■ **WHAT IS REQUIRED**
Reproduce the listing below exactly, minus its pictures.

■ **RECORDS TO PROCESS**
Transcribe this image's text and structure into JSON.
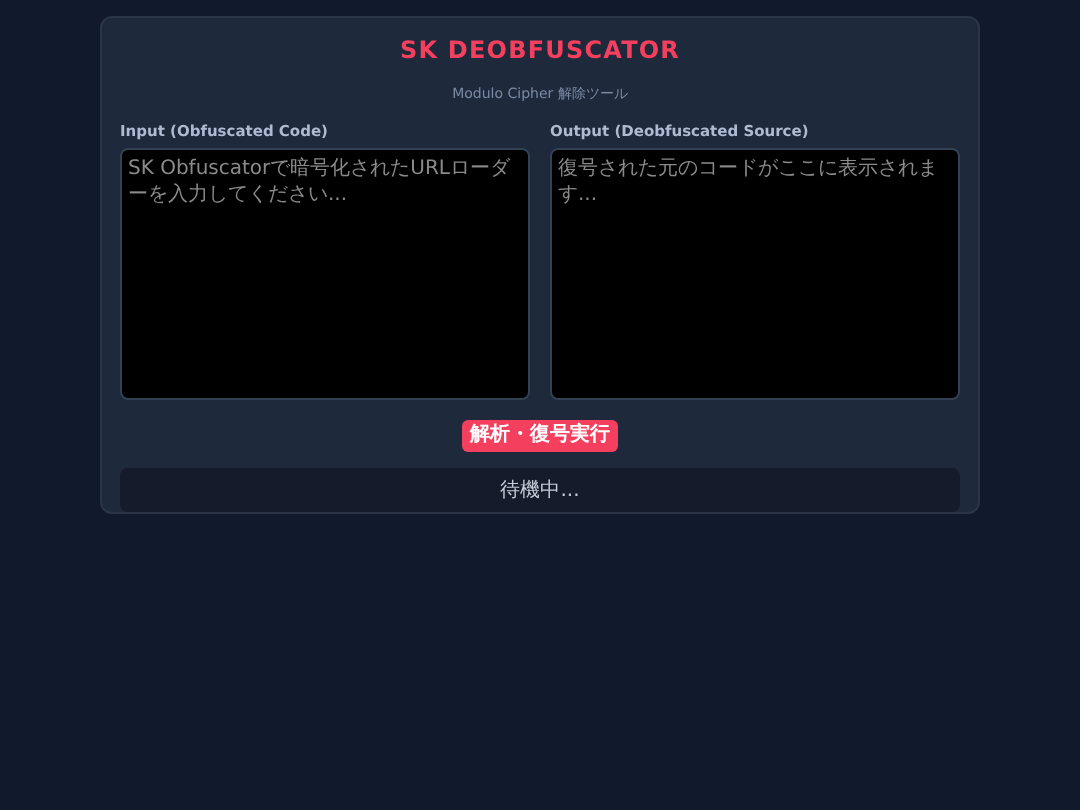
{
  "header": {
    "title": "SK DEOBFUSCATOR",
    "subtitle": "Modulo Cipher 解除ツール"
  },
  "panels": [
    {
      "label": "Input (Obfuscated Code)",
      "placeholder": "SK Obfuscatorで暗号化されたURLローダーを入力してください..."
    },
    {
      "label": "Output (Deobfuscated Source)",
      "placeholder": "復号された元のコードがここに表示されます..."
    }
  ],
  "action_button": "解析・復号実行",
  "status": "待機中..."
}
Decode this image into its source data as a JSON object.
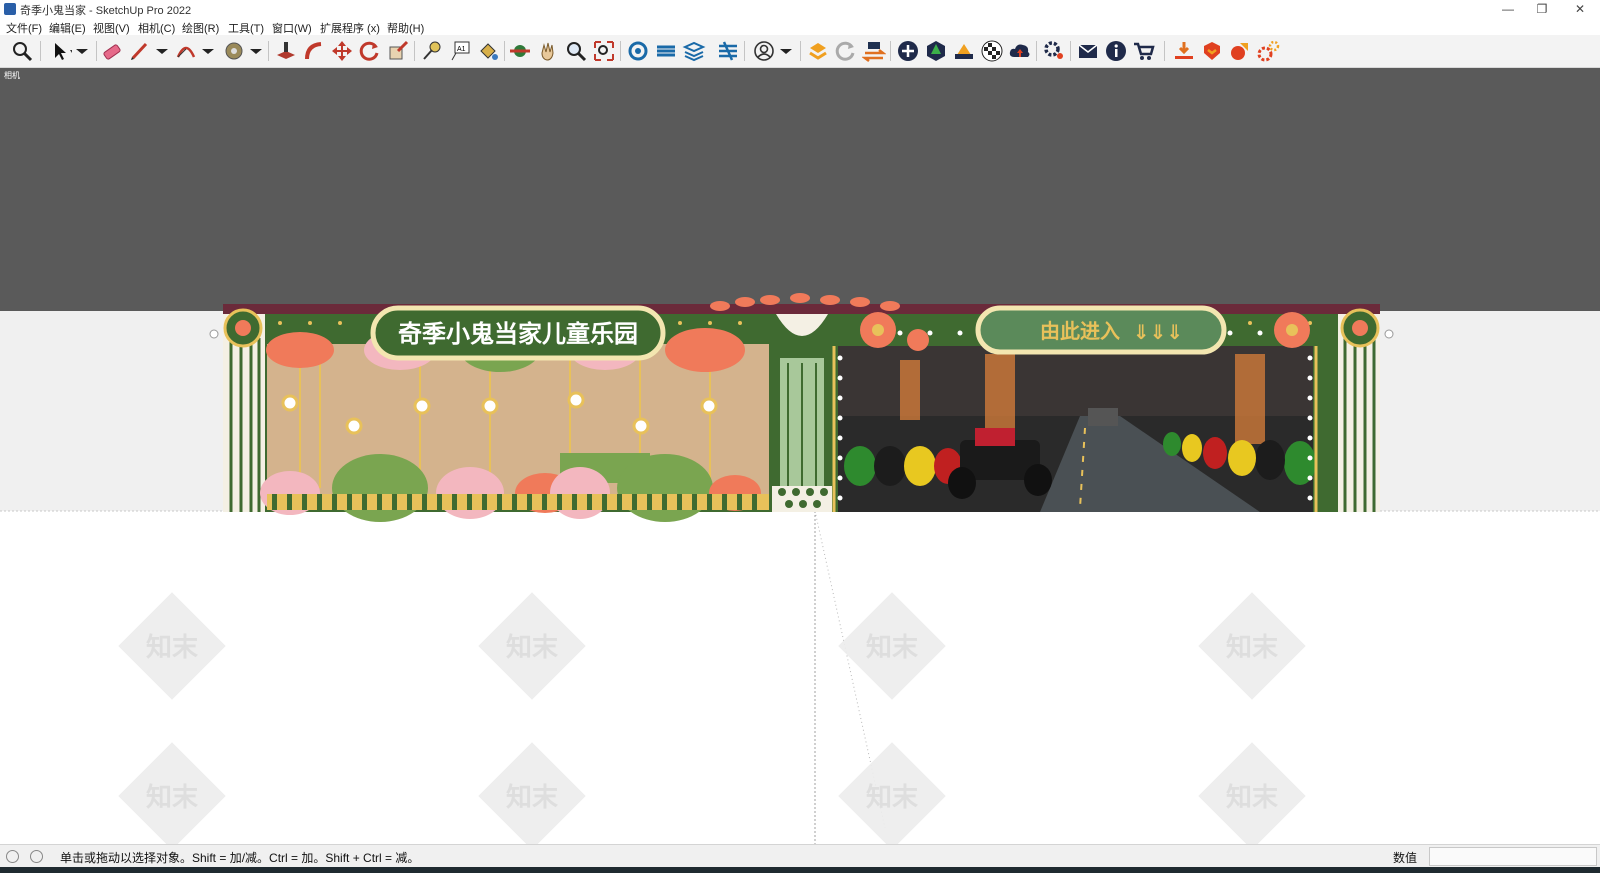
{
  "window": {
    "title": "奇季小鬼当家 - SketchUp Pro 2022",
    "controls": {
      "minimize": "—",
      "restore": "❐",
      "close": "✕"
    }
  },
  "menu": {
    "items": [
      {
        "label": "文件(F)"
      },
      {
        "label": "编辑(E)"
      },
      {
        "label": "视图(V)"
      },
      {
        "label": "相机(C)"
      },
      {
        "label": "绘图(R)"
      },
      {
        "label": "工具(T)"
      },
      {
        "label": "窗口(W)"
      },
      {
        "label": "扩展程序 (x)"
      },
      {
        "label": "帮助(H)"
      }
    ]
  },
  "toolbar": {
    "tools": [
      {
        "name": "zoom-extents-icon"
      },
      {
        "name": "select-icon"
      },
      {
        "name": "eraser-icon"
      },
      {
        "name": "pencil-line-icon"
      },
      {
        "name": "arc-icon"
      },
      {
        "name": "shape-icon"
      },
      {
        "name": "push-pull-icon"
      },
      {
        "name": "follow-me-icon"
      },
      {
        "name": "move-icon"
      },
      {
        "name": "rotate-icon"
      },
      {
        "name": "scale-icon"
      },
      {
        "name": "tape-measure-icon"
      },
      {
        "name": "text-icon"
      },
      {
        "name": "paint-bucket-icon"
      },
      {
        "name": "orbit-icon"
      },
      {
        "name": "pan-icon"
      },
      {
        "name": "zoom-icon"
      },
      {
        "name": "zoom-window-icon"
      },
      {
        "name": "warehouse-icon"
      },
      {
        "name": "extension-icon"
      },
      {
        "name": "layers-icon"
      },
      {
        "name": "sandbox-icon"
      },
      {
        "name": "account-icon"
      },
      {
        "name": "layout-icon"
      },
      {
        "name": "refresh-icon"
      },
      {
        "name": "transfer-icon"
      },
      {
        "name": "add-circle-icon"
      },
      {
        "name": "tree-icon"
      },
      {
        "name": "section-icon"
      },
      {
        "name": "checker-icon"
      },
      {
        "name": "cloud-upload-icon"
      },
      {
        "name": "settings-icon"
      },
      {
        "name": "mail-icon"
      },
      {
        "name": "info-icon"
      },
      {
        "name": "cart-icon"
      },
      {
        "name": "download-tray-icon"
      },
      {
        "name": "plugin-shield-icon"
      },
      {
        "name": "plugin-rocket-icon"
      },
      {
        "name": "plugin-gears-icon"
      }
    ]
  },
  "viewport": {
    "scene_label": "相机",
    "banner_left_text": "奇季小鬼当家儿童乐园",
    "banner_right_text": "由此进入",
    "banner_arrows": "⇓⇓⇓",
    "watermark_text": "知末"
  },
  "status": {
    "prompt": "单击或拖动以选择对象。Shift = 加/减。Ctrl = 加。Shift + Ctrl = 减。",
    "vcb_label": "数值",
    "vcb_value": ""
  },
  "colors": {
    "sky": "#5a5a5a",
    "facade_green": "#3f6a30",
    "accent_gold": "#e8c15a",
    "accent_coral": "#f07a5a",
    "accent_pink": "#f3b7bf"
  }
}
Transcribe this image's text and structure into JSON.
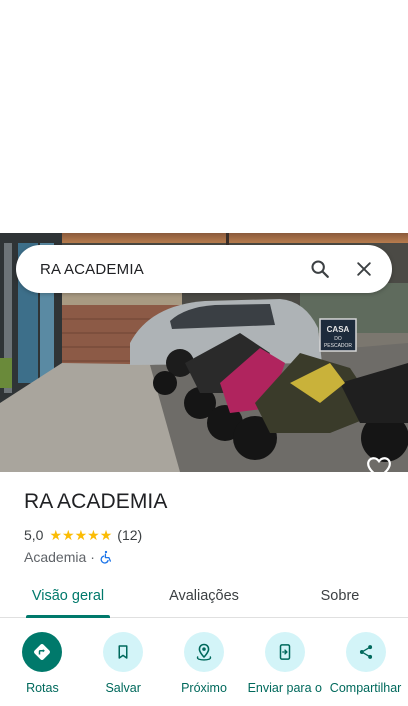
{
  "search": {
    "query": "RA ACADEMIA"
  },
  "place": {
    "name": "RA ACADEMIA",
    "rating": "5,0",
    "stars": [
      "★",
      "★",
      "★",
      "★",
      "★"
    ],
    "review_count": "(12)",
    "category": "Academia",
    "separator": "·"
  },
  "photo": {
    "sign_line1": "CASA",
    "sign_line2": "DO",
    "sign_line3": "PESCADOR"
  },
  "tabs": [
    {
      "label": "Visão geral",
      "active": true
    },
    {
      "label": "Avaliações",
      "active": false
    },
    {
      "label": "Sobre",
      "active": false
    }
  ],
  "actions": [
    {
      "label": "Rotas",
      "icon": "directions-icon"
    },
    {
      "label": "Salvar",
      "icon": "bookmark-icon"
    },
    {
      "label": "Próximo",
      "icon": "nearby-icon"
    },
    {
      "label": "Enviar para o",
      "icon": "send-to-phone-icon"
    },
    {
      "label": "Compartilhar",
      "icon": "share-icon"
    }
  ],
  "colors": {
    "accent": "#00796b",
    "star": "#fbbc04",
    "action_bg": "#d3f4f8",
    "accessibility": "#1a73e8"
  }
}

■ **RESPONSE**
Transcribe this image's text and structure into JSON.
{
  "header": {
    "title": "SK DEOBFUSCATOR",
    "subtitle": "Modulo Cipher 解除ツール"
  },
  "panels": [
    {
      "label": "Input (Obfuscated Code)",
      "placeholder": "SK Obfuscatorで暗号化されたURLローダーを入力してください..."
    },
    {
      "label": "Output (Deobfuscated Source)",
      "placeholder": "復号された元のコードがここに表示されます..."
    }
  ],
  "action_button": "解析・復号実行",
  "status": "待機中..."
}
Decode this image into its source data as a JSON object.
{
  "window": {
    "title": "奇季小鬼当家 - SketchUp Pro 2022",
    "controls": {
      "minimize": "—",
      "restore": "❐",
      "close": "✕"
    }
  },
  "menu": {
    "items": [
      {
        "label": "文件(F)"
      },
      {
        "label": "编辑(E)"
      },
      {
        "label": "视图(V)"
      },
      {
        "label": "相机(C)"
      },
      {
        "label": "绘图(R)"
      },
      {
        "label": "工具(T)"
      },
      {
        "label": "窗口(W)"
      },
      {
        "label": "扩展程序 (x)"
      },
      {
        "label": "帮助(H)"
      }
    ]
  },
  "toolbar": {
    "tools": [
      {
        "name": "zoom-extents-icon"
      },
      {
        "name": "select-icon"
      },
      {
        "name": "eraser-icon"
      },
      {
        "name": "pencil-line-icon"
      },
      {
        "name": "arc-icon"
      },
      {
        "name": "shape-icon"
      },
      {
        "name": "push-pull-icon"
      },
      {
        "name": "follow-me-icon"
      },
      {
        "name": "move-icon"
      },
      {
        "name": "rotate-icon"
      },
      {
        "name": "scale-icon"
      },
      {
        "name": "tape-measure-icon"
      },
      {
        "name": "text-icon"
      },
      {
        "name": "paint-bucket-icon"
      },
      {
        "name": "orbit-icon"
      },
      {
        "name": "pan-icon"
      },
      {
        "name": "zoom-icon"
      },
      {
        "name": "zoom-window-icon"
      },
      {
        "name": "warehouse-icon"
      },
      {
        "name": "extension-icon"
      },
      {
        "name": "layers-icon"
      },
      {
        "name": "sandbox-icon"
      },
      {
        "name": "account-icon"
      },
      {
        "name": "layout-icon"
      },
      {
        "name": "refresh-icon"
      },
      {
        "name": "transfer-icon"
      },
      {
        "name": "add-circle-icon"
      },
      {
        "name": "tree-icon"
      },
      {
        "name": "section-icon"
      },
      {
        "name": "checker-icon"
      },
      {
        "name": "cloud-upload-icon"
      },
      {
        "name": "settings-icon"
      },
      {
        "name": "mail-icon"
      },
      {
        "name": "info-icon"
      },
      {
        "name": "cart-icon"
      },
      {
        "name": "download-tray-icon"
      },
      {
        "name": "plugin-shield-icon"
      },
      {
        "name": "plugin-rocket-icon"
      },
      {
        "name": "plugin-gears-icon"
      }
    ]
  },
  "viewport": {
    "scene_label": "相机",
    "banner_left_text": "奇季小鬼当家儿童乐园",
    "banner_right_text": "由此进入",
    "banner_arrows": "⇓⇓⇓",
    "watermark_text": "知末"
  },
  "status": {
    "prompt": "单击或拖动以选择对象。Shift = 加/减。Ctrl = 加。Shift + Ctrl = 减。",
    "vcb_label": "数值",
    "vcb_value": ""
  },
  "colors": {
    "sky": "#5a5a5a",
    "facade_green": "#3f6a30",
    "accent_gold": "#e8c15a",
    "accent_coral": "#f07a5a",
    "accent_pink": "#f3b7bf"
  }
}
Transcribe this image's text and structure into JSON.
{
  "search": {
    "query": "RA ACADEMIA"
  },
  "place": {
    "name": "RA ACADEMIA",
    "rating": "5,0",
    "stars": [
      "★",
      "★",
      "★",
      "★",
      "★"
    ],
    "review_count": "(12)",
    "category": "Academia",
    "separator": "·"
  },
  "photo": {
    "sign_line1": "CASA",
    "sign_line2": "DO",
    "sign_line3": "PESCADOR"
  },
  "tabs": [
    {
      "label": "Visão geral",
      "active": true
    },
    {
      "label": "Avaliações",
      "active": false
    },
    {
      "label": "Sobre",
      "active": false
    }
  ],
  "actions": [
    {
      "label": "Rotas",
      "icon": "directions-icon"
    },
    {
      "label": "Salvar",
      "icon": "bookmark-icon"
    },
    {
      "label": "Próximo",
      "icon": "nearby-icon"
    },
    {
      "label": "Enviar para o",
      "icon": "send-to-phone-icon"
    },
    {
      "label": "Compartilhar",
      "icon": "share-icon"
    }
  ],
  "colors": {
    "accent": "#00796b",
    "star": "#fbbc04",
    "action_bg": "#d3f4f8",
    "accessibility": "#1a73e8"
  }
}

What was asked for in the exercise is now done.